> **EXERCISE OBJECTIVE**: Set down the final stretch of the data, from the line that holds "Enumerate this screenshot's" through the last line, both included, with pictures left out.

> **STORED DATA**:
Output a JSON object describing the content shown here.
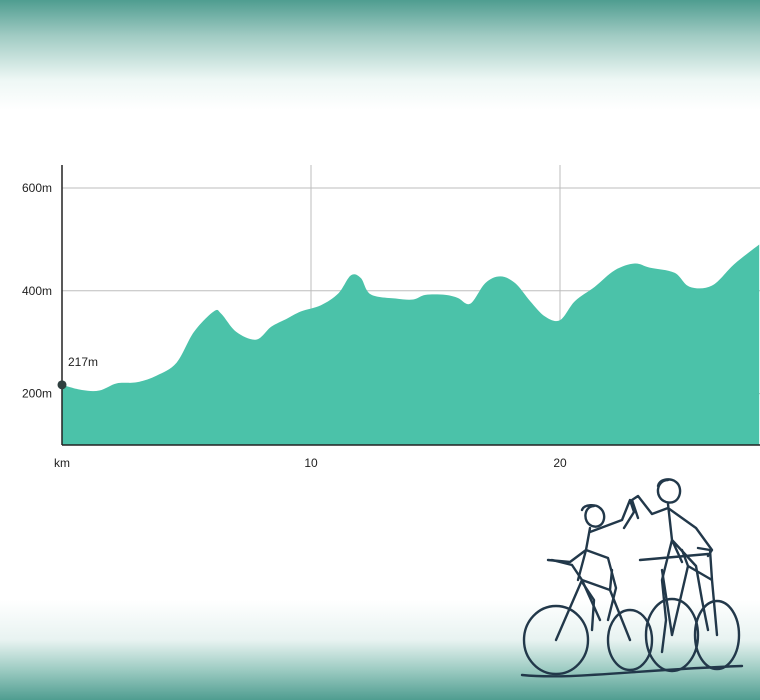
{
  "chart_data": {
    "type": "area",
    "title": "",
    "xlabel": "km",
    "ylabel": "",
    "x_unit_label": "km",
    "xlim": [
      0,
      28
    ],
    "ylim": [
      100,
      650
    ],
    "x_ticks": [
      {
        "value": 0,
        "label": "km"
      },
      {
        "value": 10,
        "label": "10"
      },
      {
        "value": 20,
        "label": "20"
      }
    ],
    "y_ticks": [
      {
        "value": 200,
        "label": "200m"
      },
      {
        "value": 400,
        "label": "400m"
      },
      {
        "value": 600,
        "label": "600m"
      }
    ],
    "grid": true,
    "colors": {
      "fill": "#4bc2a9",
      "axis": "#222222",
      "grid": "#bdbdbd",
      "marker": "#2f3f3f"
    },
    "marker": {
      "x": 0,
      "y": 217,
      "label": "217m"
    },
    "series": [
      {
        "x": [
          0,
          0.8,
          1.5,
          2.2,
          3,
          3.8,
          4.6,
          5.3,
          6.1,
          6.4,
          7,
          7.8,
          8.4,
          9,
          9.6,
          10.4,
          11.1,
          11.6,
          12,
          12.4,
          13.4,
          14.1,
          14.6,
          15.4,
          15.9,
          16.4,
          17,
          17.6,
          18.2,
          18.8,
          19.4,
          20,
          20.6,
          21.4,
          22.2,
          23,
          23.6,
          24.6,
          25.2,
          26.1,
          27,
          28
        ],
        "y": [
          217,
          207,
          206,
          220,
          222,
          235,
          260,
          320,
          360,
          355,
          320,
          305,
          330,
          345,
          360,
          372,
          395,
          430,
          425,
          393,
          385,
          383,
          392,
          392,
          386,
          375,
          415,
          428,
          415,
          380,
          350,
          343,
          380,
          408,
          440,
          453,
          445,
          435,
          408,
          410,
          452,
          490
        ]
      }
    ]
  }
}
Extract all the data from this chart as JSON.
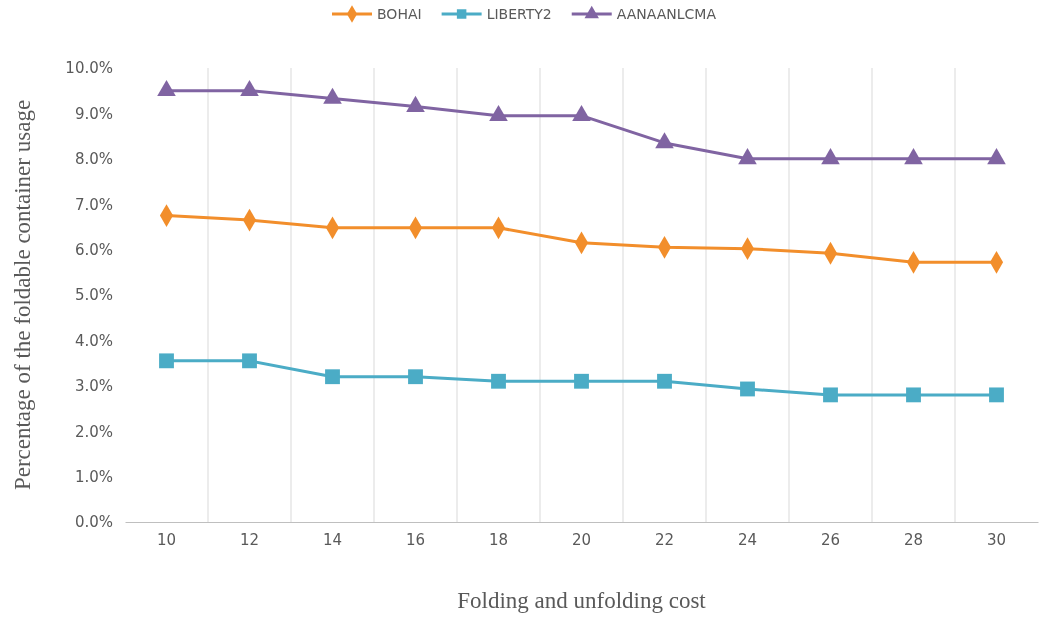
{
  "chart_data": {
    "type": "line",
    "xlabel": "Folding and unfolding cost",
    "ylabel": "Percentage of the foldable container usage",
    "categories": [
      "10",
      "12",
      "14",
      "16",
      "18",
      "20",
      "22",
      "24",
      "26",
      "28",
      "30"
    ],
    "ylim": [
      0,
      10
    ],
    "yticks": [
      {
        "value": 0,
        "label": "0.0%"
      },
      {
        "value": 1,
        "label": "1.0%"
      },
      {
        "value": 2,
        "label": "2.0%"
      },
      {
        "value": 3,
        "label": "3.0%"
      },
      {
        "value": 4,
        "label": "4.0%"
      },
      {
        "value": 5,
        "label": "5.0%"
      },
      {
        "value": 6,
        "label": "6.0%"
      },
      {
        "value": 7,
        "label": "7.0%"
      },
      {
        "value": 8,
        "label": "8.0%"
      },
      {
        "value": 9,
        "label": "9.0%"
      },
      {
        "value": 10,
        "label": "10.0%"
      }
    ],
    "grid": "x",
    "legend": "top",
    "series": [
      {
        "name": "BOHAI",
        "color": "#f28e2b",
        "marker": "diamond",
        "values": [
          6.75,
          6.65,
          6.48,
          6.48,
          6.48,
          6.15,
          6.05,
          6.02,
          5.92,
          5.72,
          5.72
        ]
      },
      {
        "name": "LIBERTY2",
        "color": "#4bacc6",
        "marker": "square",
        "values": [
          3.55,
          3.55,
          3.2,
          3.2,
          3.1,
          3.1,
          3.1,
          2.93,
          2.8,
          2.8,
          2.8
        ]
      },
      {
        "name": "AANAANLCMA",
        "color": "#8064a2",
        "marker": "triangle",
        "values": [
          9.5,
          9.5,
          9.33,
          9.15,
          8.95,
          8.95,
          8.35,
          8.0,
          8.0,
          8.0,
          8.0
        ]
      }
    ]
  }
}
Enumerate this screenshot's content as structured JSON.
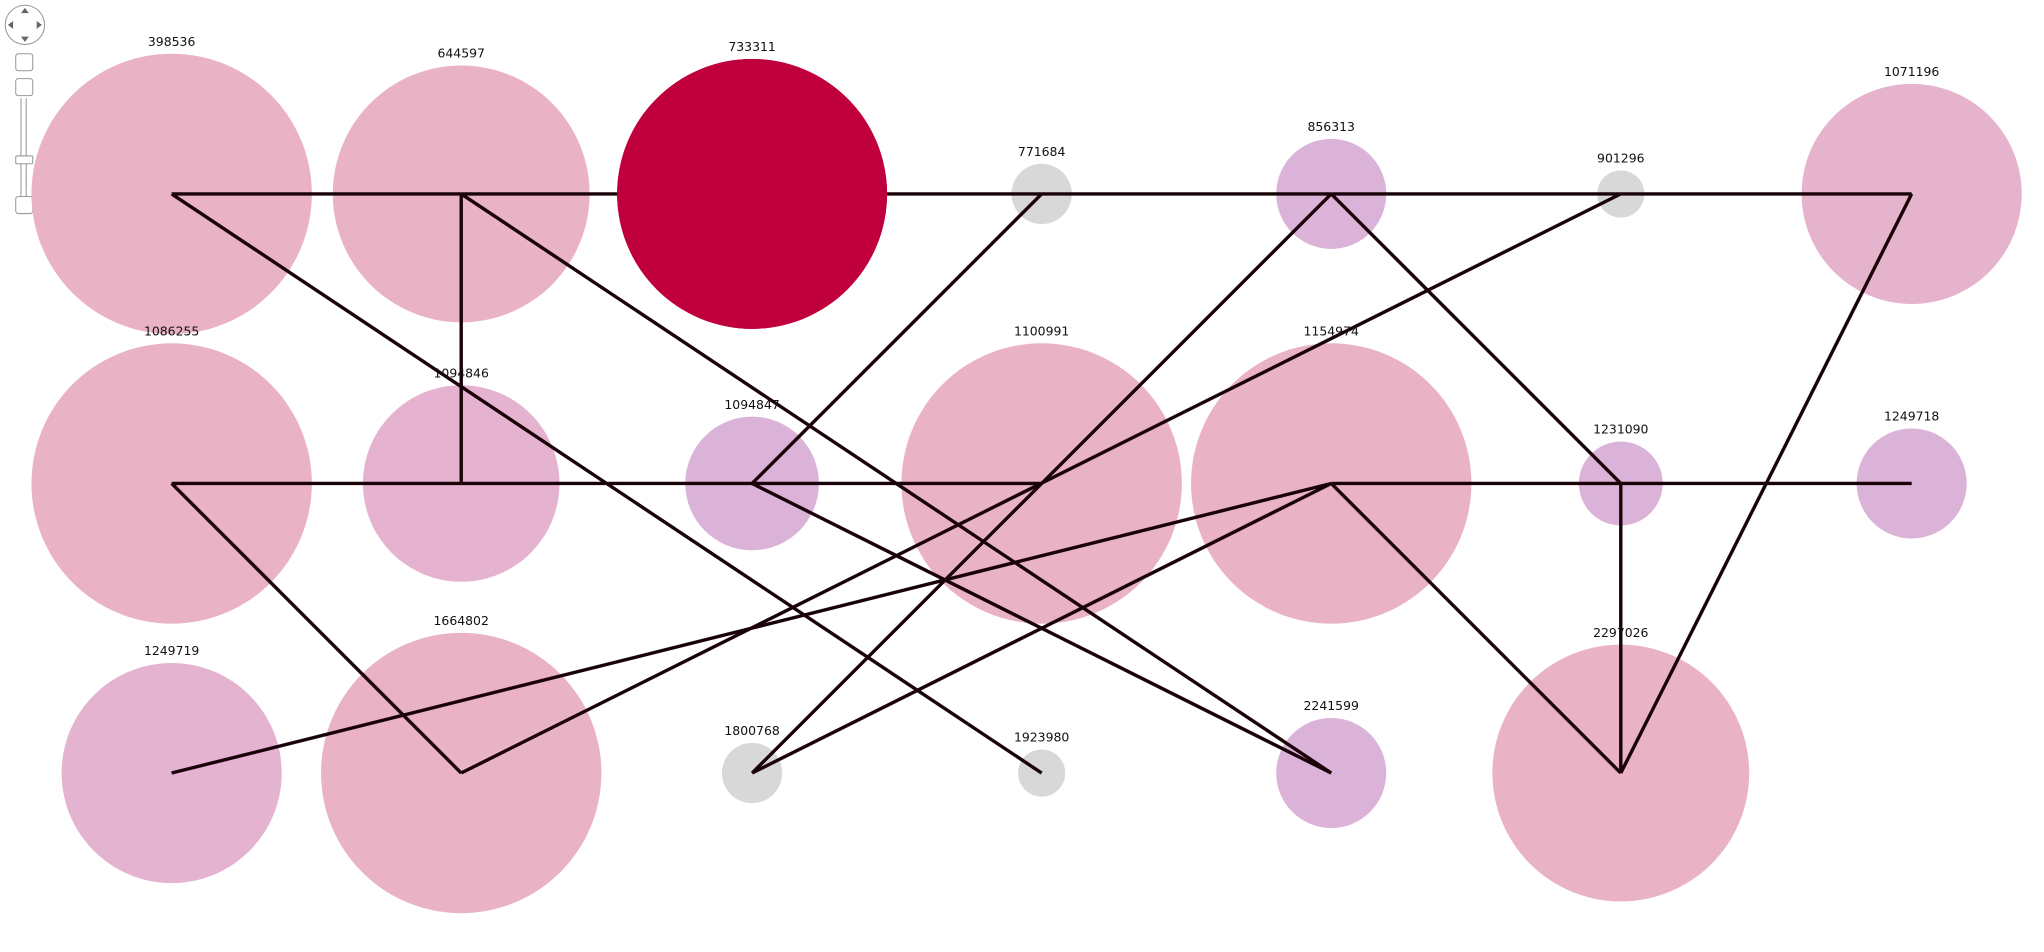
{
  "nodes": [
    {
      "label": "398536"
    },
    {
      "label": "644597"
    },
    {
      "label": "733311"
    },
    {
      "label": "771684"
    },
    {
      "label": "856313"
    },
    {
      "label": "901296"
    },
    {
      "label": "1071196"
    },
    {
      "label": "1086255"
    },
    {
      "label": "1094846"
    },
    {
      "label": "1094847"
    },
    {
      "label": "1100991"
    },
    {
      "label": "1154974"
    },
    {
      "label": "1231090"
    },
    {
      "label": "1249718"
    },
    {
      "label": "1249719"
    },
    {
      "label": "1664802"
    },
    {
      "label": "1800768"
    },
    {
      "label": "1923980"
    },
    {
      "label": "2241599"
    },
    {
      "label": "2297026"
    }
  ]
}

> **ANSWER TO THIS EXERCISE**:
Enumerate this screenshot's content as structured JSON.
{
  "nodes": [
    {
      "label": "398536"
    },
    {
      "label": "644597"
    },
    {
      "label": "733311"
    },
    {
      "label": "771684"
    },
    {
      "label": "856313"
    },
    {
      "label": "901296"
    },
    {
      "label": "1071196"
    },
    {
      "label": "1086255"
    },
    {
      "label": "1094846"
    },
    {
      "label": "1094847"
    },
    {
      "label": "1100991"
    },
    {
      "label": "1154974"
    },
    {
      "label": "1231090"
    },
    {
      "label": "1249718"
    },
    {
      "label": "1249719"
    },
    {
      "label": "1664802"
    },
    {
      "label": "1800768"
    },
    {
      "label": "1923980"
    },
    {
      "label": "2241599"
    },
    {
      "label": "2297026"
    }
  ]
}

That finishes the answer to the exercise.